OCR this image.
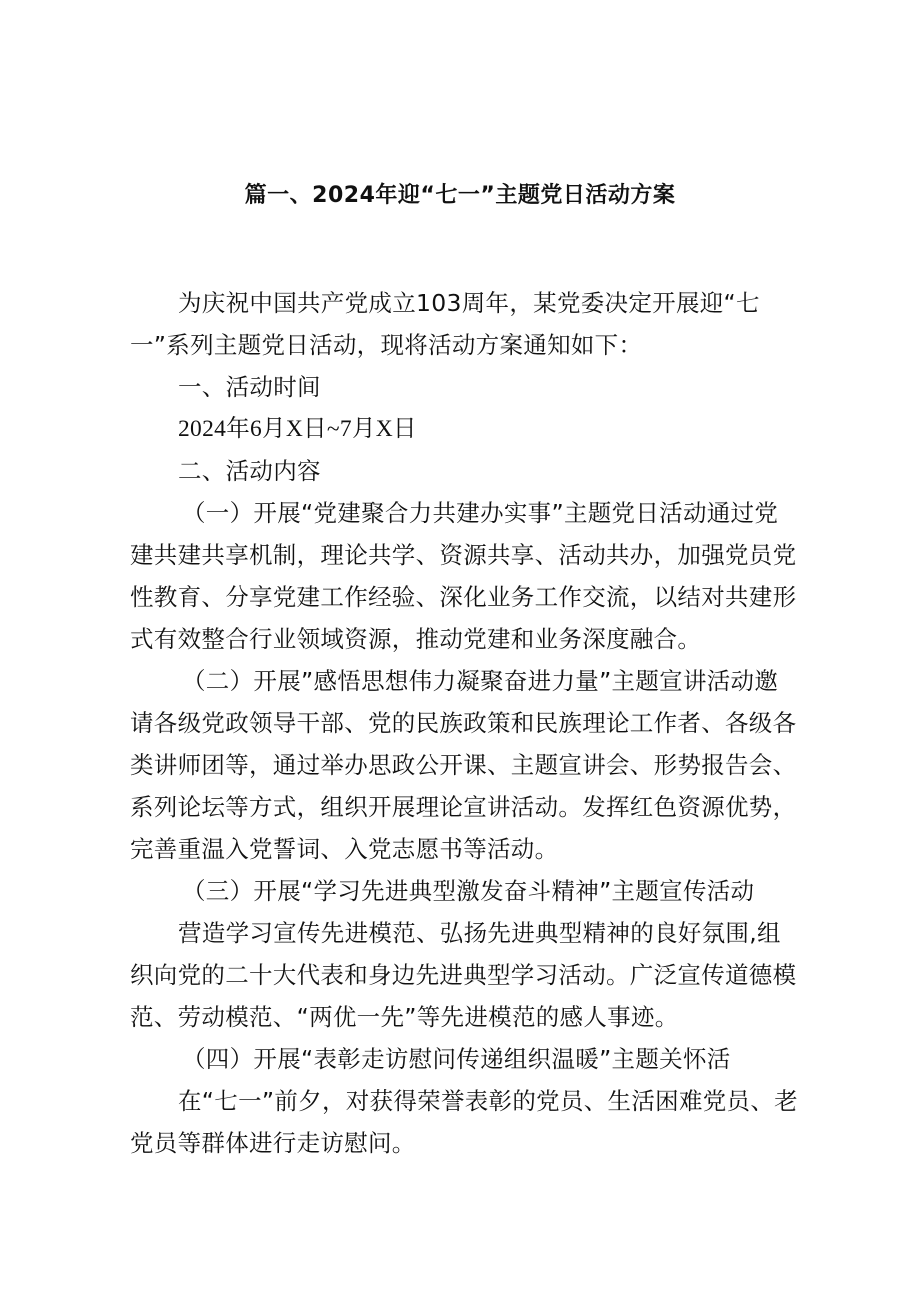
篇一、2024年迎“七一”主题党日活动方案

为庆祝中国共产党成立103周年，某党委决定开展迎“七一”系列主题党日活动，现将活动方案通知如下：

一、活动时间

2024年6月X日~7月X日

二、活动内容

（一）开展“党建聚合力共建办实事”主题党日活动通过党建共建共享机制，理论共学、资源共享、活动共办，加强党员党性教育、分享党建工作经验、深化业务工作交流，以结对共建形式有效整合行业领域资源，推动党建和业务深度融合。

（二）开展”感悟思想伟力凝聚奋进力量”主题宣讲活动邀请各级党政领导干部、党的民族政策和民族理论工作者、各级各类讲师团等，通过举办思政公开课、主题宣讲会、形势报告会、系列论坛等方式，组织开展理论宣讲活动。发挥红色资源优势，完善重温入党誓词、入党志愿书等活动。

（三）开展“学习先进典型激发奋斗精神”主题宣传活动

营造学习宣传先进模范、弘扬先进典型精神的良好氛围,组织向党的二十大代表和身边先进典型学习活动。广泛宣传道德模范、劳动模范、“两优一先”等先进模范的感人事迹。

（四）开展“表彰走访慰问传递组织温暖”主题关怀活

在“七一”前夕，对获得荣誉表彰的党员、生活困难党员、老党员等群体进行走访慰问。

────────────────────

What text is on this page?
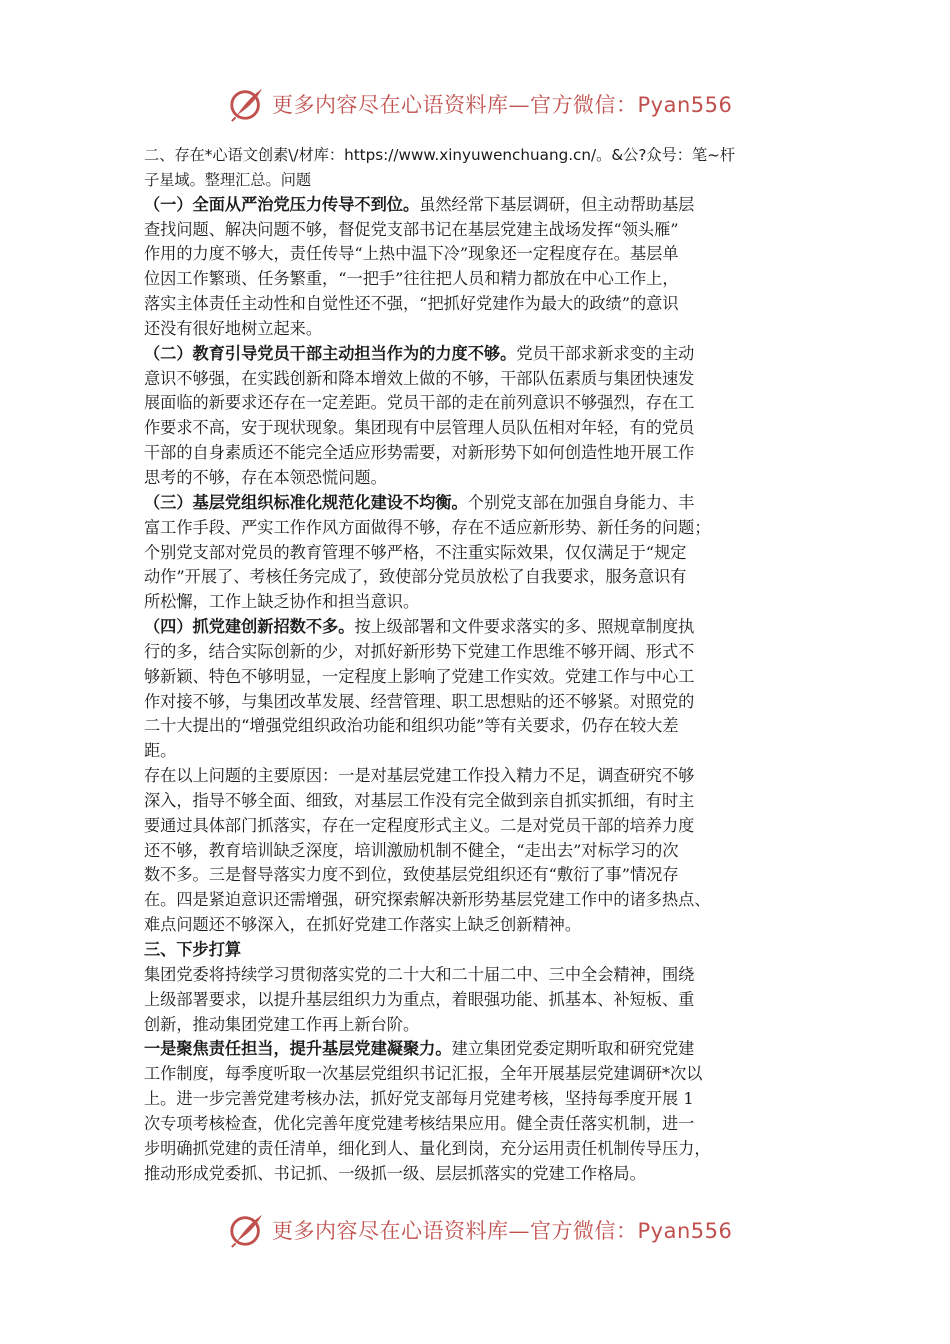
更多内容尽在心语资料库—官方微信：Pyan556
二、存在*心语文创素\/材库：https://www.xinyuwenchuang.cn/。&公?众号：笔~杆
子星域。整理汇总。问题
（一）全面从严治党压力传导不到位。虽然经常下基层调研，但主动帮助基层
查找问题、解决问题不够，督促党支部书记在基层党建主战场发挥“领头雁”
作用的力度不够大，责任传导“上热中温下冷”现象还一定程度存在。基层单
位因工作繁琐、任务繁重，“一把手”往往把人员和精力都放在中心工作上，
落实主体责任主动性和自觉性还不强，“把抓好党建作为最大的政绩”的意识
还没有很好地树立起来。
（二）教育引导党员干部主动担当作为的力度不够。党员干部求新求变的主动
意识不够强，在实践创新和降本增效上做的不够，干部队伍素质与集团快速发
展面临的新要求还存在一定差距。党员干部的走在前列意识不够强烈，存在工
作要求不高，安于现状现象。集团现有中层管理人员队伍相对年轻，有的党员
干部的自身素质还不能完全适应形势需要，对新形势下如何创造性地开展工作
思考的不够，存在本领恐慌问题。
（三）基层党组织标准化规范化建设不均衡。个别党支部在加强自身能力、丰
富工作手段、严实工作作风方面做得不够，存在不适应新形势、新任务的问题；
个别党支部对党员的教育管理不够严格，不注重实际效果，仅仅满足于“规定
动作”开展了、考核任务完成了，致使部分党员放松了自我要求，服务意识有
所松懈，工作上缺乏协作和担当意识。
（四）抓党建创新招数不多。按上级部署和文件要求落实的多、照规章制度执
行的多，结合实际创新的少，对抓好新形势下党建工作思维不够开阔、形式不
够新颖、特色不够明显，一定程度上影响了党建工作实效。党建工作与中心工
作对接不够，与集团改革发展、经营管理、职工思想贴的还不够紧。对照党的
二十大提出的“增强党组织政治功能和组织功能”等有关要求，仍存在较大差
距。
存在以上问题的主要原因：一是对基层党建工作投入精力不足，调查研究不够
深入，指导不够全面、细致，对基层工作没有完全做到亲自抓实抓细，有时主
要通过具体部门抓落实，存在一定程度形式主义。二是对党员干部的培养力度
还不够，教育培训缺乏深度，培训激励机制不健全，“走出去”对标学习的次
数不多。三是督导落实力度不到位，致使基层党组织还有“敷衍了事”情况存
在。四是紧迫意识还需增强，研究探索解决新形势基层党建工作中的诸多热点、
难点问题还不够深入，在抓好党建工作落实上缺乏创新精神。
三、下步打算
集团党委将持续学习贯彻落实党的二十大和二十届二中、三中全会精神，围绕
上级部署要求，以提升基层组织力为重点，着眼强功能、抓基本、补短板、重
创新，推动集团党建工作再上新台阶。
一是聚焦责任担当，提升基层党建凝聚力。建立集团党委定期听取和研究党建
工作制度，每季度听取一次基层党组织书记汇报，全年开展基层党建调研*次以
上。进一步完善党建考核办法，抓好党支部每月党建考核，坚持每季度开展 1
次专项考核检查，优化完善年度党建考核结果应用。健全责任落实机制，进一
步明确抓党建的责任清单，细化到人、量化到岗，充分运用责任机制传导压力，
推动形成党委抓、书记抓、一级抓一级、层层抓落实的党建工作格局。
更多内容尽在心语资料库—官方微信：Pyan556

────────────────────

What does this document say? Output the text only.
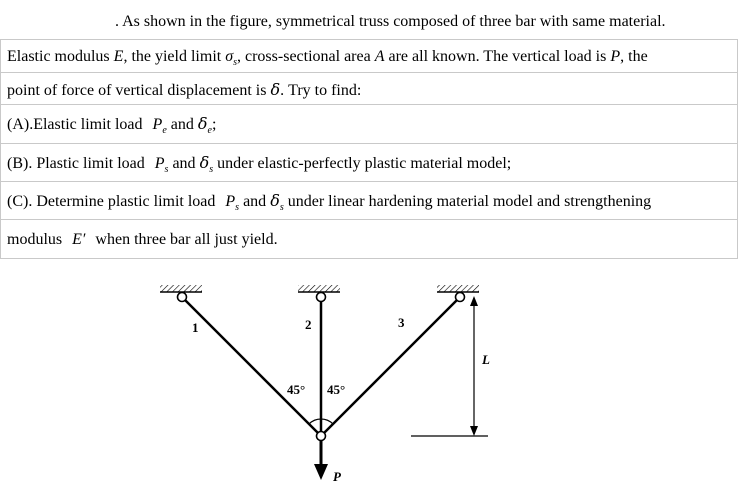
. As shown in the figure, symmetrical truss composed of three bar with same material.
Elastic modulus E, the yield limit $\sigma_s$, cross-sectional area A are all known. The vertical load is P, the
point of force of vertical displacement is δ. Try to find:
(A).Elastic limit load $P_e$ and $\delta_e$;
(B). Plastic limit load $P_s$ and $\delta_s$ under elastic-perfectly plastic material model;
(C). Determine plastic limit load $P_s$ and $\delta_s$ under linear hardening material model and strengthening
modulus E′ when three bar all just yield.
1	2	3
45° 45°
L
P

────────────────────

• WHAT YOU NEED TO DO: Tally the lines of the records holding the word "model", then state only the tally.

• OUTPUT OF THE TASK: 2